» CHALLENGE
Take the data that follows and retype it word for word.

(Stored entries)
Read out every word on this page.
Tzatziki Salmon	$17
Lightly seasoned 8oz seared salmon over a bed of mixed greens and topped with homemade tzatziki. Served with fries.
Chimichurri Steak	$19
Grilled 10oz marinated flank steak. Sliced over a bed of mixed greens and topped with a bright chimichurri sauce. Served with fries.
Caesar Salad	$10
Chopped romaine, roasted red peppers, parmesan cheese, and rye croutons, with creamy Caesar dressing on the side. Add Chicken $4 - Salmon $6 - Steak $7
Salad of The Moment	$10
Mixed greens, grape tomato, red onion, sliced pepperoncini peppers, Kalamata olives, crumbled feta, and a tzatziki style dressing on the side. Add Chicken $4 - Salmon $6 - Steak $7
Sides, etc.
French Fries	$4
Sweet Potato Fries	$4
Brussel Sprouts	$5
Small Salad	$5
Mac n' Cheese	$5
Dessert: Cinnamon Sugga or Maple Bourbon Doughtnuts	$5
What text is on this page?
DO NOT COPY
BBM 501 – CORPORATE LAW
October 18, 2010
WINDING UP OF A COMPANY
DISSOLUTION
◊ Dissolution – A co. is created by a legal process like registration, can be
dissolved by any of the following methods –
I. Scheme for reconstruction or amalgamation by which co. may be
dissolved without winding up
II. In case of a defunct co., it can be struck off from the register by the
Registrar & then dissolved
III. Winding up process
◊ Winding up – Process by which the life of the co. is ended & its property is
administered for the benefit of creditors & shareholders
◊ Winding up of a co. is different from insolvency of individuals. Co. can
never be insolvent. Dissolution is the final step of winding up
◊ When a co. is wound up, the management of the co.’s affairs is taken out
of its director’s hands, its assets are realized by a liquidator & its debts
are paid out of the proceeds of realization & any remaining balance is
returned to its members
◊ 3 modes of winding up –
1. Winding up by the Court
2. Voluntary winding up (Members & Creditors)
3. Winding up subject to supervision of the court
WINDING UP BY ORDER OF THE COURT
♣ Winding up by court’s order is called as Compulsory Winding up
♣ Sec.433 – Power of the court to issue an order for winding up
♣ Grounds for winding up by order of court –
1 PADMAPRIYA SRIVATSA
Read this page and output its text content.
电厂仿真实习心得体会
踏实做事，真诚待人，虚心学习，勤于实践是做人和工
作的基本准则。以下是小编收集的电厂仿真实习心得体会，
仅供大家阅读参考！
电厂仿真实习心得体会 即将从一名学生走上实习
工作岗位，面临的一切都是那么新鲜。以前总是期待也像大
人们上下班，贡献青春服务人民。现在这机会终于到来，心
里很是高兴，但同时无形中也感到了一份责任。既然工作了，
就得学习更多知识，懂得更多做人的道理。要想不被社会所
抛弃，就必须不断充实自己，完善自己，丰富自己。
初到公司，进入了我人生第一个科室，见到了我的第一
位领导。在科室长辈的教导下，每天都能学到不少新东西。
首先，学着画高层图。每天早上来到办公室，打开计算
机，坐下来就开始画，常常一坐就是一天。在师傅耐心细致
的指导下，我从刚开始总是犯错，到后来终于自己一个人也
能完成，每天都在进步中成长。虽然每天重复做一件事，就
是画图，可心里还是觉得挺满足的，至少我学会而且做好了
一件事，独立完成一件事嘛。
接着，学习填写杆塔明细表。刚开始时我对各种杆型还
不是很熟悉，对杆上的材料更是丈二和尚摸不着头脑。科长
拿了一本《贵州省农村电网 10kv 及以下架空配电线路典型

» OUTPUT
Read out every word on this page.
Tzatziki Salmon	$17
Lightly seasoned 8oz seared salmon over a bed of mixed greens and topped with homemade tzatziki. Served with fries.
Chimichurri Steak	$19
Grilled 10oz marinated flank steak. Sliced over a bed of mixed greens and topped with a bright chimichurri sauce. Served with fries.
Caesar Salad	$10
Chopped romaine, roasted red peppers, parmesan cheese, and rye croutons, with creamy Caesar dressing on the side. Add Chicken $4 - Salmon $6 - Steak $7
Salad of The Moment	$10
Mixed greens, grape tomato, red onion, sliced pepperoncini peppers, Kalamata olives, crumbled feta, and a tzatziki style dressing on the side. Add Chicken $4 - Salmon $6 - Steak $7
Sides, etc.
French Fries	$4
Sweet Potato Fries	$4
Brussel Sprouts	$5
Small Salad	$5
Mac n' Cheese	$5
Dessert: Cinnamon Sugga or Maple Bourbon Doughtnuts	$5
What text is on this page?
DO NOT COPY
BBM 501 – CORPORATE LAW
October 18, 2010
WINDING UP OF A COMPANY
DISSOLUTION
◊ Dissolution – A co. is created by a legal process like registration, can be
dissolved by any of the following methods –
I. Scheme for reconstruction or amalgamation by which co. may be
dissolved without winding up
II. In case of a defunct co., it can be struck off from the register by the
Registrar & then dissolved
III. Winding up process
◊ Winding up – Process by which the life of the co. is ended & its property is
administered for the benefit of creditors & shareholders
◊ Winding up of a co. is different from insolvency of individuals. Co. can
never be insolvent. Dissolution is the final step of winding up
◊ When a co. is wound up, the management of the co.’s affairs is taken out
of its director’s hands, its assets are realized by a liquidator & its debts
are paid out of the proceeds of realization & any remaining balance is
returned to its members
◊ 3 modes of winding up –
1. Winding up by the Court
2. Voluntary winding up (Members & Creditors)
3. Winding up subject to supervision of the court
WINDING UP BY ORDER OF THE COURT
♣ Winding up by court’s order is called as Compulsory Winding up
♣ Sec.433 – Power of the court to issue an order for winding up
♣ Grounds for winding up by order of court –
1 PADMAPRIYA SRIVATSA
Read this page and output its text content.
电厂仿真实习心得体会
踏实做事，真诚待人，虚心学习，勤于实践是做人和工
作的基本准则。以下是小编收集的电厂仿真实习心得体会，
仅供大家阅读参考！
电厂仿真实习心得体会 即将从一名学生走上实习
工作岗位，面临的一切都是那么新鲜。以前总是期待也像大
人们上下班，贡献青春服务人民。现在这机会终于到来，心
里很是高兴，但同时无形中也感到了一份责任。既然工作了，
就得学习更多知识，懂得更多做人的道理。要想不被社会所
抛弃，就必须不断充实自己，完善自己，丰富自己。
初到公司，进入了我人生第一个科室，见到了我的第一
位领导。在科室长辈的教导下，每天都能学到不少新东西。
首先，学着画高层图。每天早上来到办公室，打开计算
机，坐下来就开始画，常常一坐就是一天。在师傅耐心细致
的指导下，我从刚开始总是犯错，到后来终于自己一个人也
能完成，每天都在进步中成长。虽然每天重复做一件事，就
是画图，可心里还是觉得挺满足的，至少我学会而且做好了
一件事，独立完成一件事嘛。
接着，学习填写杆塔明细表。刚开始时我对各种杆型还
不是很熟悉，对杆上的材料更是丈二和尚摸不着头脑。科长
拿了一本《贵州省农村电网 10kv 及以下架空配电线路典型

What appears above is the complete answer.